Find each line containing the string "name". Copy it.
--- Begin Records to use ---
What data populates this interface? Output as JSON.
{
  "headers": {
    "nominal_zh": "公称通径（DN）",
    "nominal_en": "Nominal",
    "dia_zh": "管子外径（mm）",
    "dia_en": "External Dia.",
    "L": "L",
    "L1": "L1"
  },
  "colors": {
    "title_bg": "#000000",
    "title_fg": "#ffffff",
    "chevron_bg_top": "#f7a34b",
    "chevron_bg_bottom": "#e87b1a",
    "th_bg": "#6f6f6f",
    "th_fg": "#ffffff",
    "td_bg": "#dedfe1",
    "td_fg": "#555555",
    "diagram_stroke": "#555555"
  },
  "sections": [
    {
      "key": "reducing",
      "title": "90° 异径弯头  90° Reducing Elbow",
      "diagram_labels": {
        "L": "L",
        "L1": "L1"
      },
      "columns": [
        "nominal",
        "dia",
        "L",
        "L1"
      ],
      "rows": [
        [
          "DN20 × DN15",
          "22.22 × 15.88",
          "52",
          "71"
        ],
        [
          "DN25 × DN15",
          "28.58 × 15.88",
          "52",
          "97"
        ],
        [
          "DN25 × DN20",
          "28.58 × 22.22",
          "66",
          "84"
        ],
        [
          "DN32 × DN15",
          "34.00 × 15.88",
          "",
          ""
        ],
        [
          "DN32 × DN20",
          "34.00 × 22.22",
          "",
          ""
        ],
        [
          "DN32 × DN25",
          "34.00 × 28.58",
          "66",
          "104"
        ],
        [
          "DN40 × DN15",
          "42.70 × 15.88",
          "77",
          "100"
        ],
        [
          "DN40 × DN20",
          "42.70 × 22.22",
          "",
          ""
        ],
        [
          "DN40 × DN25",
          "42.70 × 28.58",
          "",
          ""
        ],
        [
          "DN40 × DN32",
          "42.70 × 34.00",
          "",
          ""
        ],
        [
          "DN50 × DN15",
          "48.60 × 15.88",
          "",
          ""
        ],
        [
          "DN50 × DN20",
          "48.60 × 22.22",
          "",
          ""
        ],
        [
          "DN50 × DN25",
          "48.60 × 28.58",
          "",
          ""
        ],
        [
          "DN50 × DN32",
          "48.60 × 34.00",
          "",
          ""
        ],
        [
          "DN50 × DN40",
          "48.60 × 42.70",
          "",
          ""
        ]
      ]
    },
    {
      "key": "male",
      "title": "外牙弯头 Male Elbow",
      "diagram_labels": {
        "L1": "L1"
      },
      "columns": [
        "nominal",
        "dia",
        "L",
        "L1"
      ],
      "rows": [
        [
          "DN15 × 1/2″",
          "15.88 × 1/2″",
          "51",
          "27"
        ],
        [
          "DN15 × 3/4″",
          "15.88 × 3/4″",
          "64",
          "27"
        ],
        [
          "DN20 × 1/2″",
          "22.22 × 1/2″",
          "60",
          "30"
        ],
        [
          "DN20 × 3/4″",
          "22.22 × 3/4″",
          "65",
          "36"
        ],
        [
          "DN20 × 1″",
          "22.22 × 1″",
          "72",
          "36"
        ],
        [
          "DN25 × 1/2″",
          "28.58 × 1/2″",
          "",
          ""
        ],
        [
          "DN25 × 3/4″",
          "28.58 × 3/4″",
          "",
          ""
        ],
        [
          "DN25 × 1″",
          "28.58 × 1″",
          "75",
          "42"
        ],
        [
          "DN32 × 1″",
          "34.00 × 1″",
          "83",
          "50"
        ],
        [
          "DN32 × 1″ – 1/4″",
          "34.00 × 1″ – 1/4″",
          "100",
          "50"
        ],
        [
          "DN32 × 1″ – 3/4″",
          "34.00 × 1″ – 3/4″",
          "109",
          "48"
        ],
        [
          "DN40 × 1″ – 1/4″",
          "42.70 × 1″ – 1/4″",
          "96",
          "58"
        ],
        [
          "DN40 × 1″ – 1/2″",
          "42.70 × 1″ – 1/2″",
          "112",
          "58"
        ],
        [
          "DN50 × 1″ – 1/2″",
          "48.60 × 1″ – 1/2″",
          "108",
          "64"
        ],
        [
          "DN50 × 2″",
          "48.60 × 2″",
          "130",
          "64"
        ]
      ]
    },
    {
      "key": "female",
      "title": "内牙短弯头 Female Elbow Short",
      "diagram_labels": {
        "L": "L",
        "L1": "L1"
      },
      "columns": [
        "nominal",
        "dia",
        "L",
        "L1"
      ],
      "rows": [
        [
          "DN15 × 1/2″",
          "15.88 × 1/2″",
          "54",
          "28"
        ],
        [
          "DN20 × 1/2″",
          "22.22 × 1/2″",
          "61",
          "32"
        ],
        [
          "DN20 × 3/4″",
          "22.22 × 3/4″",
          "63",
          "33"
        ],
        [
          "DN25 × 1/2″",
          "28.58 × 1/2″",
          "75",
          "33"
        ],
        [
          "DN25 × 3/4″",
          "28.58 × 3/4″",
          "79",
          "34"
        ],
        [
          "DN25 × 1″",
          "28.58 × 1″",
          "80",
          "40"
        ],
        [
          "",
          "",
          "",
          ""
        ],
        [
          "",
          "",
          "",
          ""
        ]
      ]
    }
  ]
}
--- End Records to use ---
--- Begin Records to use ---
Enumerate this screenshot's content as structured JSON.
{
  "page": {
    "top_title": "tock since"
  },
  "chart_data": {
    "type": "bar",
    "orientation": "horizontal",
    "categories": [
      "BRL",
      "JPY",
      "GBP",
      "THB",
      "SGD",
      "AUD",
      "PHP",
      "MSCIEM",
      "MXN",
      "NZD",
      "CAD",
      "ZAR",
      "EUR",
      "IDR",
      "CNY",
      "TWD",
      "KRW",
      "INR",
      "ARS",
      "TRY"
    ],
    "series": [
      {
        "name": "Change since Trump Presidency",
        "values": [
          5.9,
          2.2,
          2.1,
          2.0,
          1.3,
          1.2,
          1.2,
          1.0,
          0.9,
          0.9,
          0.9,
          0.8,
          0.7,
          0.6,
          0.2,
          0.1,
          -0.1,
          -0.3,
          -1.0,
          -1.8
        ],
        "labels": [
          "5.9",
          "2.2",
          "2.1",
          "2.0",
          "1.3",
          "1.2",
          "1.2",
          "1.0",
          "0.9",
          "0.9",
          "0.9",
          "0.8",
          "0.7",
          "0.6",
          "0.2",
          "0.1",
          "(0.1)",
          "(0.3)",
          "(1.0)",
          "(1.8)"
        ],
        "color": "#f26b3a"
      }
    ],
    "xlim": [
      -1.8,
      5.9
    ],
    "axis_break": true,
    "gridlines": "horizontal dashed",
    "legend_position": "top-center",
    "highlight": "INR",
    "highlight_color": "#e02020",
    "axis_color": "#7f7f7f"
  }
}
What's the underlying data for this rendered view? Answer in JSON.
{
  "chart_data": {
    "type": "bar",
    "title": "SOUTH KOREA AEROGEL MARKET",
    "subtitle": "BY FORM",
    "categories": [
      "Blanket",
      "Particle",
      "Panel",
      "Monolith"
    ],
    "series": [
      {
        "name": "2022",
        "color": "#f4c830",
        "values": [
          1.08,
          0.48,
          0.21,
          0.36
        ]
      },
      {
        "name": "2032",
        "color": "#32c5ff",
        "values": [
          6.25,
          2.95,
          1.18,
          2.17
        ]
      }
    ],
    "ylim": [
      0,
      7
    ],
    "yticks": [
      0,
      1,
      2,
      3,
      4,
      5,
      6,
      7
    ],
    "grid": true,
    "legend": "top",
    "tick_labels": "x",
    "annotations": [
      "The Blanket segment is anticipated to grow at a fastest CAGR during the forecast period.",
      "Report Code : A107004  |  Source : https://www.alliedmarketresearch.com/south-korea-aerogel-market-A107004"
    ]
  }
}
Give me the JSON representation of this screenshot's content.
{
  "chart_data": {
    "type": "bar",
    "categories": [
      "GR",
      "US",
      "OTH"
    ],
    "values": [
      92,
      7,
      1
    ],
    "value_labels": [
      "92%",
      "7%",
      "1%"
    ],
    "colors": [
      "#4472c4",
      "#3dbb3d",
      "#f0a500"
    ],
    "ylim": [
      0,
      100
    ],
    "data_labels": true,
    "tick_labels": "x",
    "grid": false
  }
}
--- End Records to use ---
:: Worked solution ::
        "name": "Change since Trump Presidency",
        "name": "2022",
        "name": "2032",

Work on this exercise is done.